▶ _Stored data_
"""
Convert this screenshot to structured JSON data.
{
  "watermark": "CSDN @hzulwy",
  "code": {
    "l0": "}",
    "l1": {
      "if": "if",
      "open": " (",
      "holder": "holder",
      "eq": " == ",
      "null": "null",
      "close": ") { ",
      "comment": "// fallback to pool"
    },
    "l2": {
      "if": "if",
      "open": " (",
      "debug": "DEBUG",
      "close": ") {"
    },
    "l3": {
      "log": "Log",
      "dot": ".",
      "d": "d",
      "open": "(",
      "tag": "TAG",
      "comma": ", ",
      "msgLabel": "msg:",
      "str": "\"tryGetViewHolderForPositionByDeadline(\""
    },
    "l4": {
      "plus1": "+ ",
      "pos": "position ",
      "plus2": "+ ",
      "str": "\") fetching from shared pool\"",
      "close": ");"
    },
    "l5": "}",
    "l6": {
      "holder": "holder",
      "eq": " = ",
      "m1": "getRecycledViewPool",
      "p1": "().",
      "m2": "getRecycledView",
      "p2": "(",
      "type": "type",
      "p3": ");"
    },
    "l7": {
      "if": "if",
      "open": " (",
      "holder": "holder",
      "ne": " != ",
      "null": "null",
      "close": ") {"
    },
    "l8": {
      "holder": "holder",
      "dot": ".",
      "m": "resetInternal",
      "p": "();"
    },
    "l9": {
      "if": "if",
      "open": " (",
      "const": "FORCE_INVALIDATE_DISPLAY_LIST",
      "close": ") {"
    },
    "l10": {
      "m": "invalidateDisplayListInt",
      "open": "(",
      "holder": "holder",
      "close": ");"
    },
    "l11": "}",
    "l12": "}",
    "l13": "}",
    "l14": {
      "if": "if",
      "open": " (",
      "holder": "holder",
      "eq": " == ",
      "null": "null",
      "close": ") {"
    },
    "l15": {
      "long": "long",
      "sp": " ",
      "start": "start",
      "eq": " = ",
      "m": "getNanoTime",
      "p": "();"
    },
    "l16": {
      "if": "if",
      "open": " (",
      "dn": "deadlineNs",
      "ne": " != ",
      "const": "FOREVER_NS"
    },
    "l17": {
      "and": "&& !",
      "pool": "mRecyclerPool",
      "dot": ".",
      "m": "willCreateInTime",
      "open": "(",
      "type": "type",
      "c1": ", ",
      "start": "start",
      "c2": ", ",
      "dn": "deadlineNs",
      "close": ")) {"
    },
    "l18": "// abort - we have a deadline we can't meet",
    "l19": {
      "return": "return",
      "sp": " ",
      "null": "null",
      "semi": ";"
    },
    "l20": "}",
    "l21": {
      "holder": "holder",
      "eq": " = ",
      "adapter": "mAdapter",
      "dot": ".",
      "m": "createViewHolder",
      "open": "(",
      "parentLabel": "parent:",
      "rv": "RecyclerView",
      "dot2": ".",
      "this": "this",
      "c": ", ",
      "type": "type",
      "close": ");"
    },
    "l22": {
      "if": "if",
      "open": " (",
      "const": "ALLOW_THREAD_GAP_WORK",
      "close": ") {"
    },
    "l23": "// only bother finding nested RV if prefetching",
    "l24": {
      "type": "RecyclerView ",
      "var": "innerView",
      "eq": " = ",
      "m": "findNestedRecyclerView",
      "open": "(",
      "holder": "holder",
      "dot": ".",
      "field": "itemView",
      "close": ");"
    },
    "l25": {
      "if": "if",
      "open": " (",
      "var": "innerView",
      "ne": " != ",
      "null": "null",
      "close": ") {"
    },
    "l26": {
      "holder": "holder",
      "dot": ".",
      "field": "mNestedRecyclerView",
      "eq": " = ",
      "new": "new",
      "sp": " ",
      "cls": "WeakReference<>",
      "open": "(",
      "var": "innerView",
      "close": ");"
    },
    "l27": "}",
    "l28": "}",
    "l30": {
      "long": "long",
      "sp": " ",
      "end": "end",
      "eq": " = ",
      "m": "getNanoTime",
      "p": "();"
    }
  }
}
"""
▶ _STATED TASK_
Return every line exactly.

▶ _TASK ANSWER_
Convert this screenshot to structured JSON data.
{
  "watermark": "CSDN @hzulwy",
  "code": {
    "l0": "}",
    "l1": {
      "if": "if",
      "open": " (",
      "holder": "holder",
      "eq": " == ",
      "null": "null",
      "close": ") { ",
      "comment": "// fallback to pool"
    },
    "l2": {
      "if": "if",
      "open": " (",
      "debug": "DEBUG",
      "close": ") {"
    },
    "l3": {
      "log": "Log",
      "dot": ".",
      "d": "d",
      "open": "(",
      "tag": "TAG",
      "comma": ", ",
      "msgLabel": "msg:",
      "str": "\"tryGetViewHolderForPositionByDeadline(\""
    },
    "l4": {
      "plus1": "+ ",
      "pos": "position ",
      "plus2": "+ ",
      "str": "\") fetching from shared pool\"",
      "close": ");"
    },
    "l5": "}",
    "l6": {
      "holder": "holder",
      "eq": " = ",
      "m1": "getRecycledViewPool",
      "p1": "().",
      "m2": "getRecycledView",
      "p2": "(",
      "type": "type",
      "p3": ");"
    },
    "l7": {
      "if": "if",
      "open": " (",
      "holder": "holder",
      "ne": " != ",
      "null": "null",
      "close": ") {"
    },
    "l8": {
      "holder": "holder",
      "dot": ".",
      "m": "resetInternal",
      "p": "();"
    },
    "l9": {
      "if": "if",
      "open": " (",
      "const": "FORCE_INVALIDATE_DISPLAY_LIST",
      "close": ") {"
    },
    "l10": {
      "m": "invalidateDisplayListInt",
      "open": "(",
      "holder": "holder",
      "close": ");"
    },
    "l11": "}",
    "l12": "}",
    "l13": "}",
    "l14": {
      "if": "if",
      "open": " (",
      "holder": "holder",
      "eq": " == ",
      "null": "null",
      "close": ") {"
    },
    "l15": {
      "long": "long",
      "sp": " ",
      "start": "start",
      "eq": " = ",
      "m": "getNanoTime",
      "p": "();"
    },
    "l16": {
      "if": "if",
      "open": " (",
      "dn": "deadlineNs",
      "ne": " != ",
      "const": "FOREVER_NS"
    },
    "l17": {
      "and": "&& !",
      "pool": "mRecyclerPool",
      "dot": ".",
      "m": "willCreateInTime",
      "open": "(",
      "type": "type",
      "c1": ", ",
      "start": "start",
      "c2": ", ",
      "dn": "deadlineNs",
      "close": ")) {"
    },
    "l18": "// abort - we have a deadline we can't meet",
    "l19": {
      "return": "return",
      "sp": " ",
      "null": "null",
      "semi": ";"
    },
    "l20": "}",
    "l21": {
      "holder": "holder",
      "eq": " = ",
      "adapter": "mAdapter",
      "dot": ".",
      "m": "createViewHolder",
      "open": "(",
      "parentLabel": "parent:",
      "rv": "RecyclerView",
      "dot2": ".",
      "this": "this",
      "c": ", ",
      "type": "type",
      "close": ");"
    },
    "l22": {
      "if": "if",
      "open": " (",
      "const": "ALLOW_THREAD_GAP_WORK",
      "close": ") {"
    },
    "l23": "// only bother finding nested RV if prefetching",
    "l24": {
      "type": "RecyclerView ",
      "var": "innerView",
      "eq": " = ",
      "m": "findNestedRecyclerView",
      "open": "(",
      "holder": "holder",
      "dot": ".",
      "field": "itemView",
      "close": ");"
    },
    "l25": {
      "if": "if",
      "open": " (",
      "var": "innerView",
      "ne": " != ",
      "null": "null",
      "close": ") {"
    },
    "l26": {
      "holder": "holder",
      "dot": ".",
      "field": "mNestedRecyclerView",
      "eq": " = ",
      "new": "new",
      "sp": " ",
      "cls": "WeakReference<>",
      "open": "(",
      "var": "innerView",
      "close": ");"
    },
    "l27": "}",
    "l28": "}",
    "l30": {
      "long": "long",
      "sp": " ",
      "end": "end",
      "eq": " = ",
      "m": "getNanoTime",
      "p": "();"
    }
  }
}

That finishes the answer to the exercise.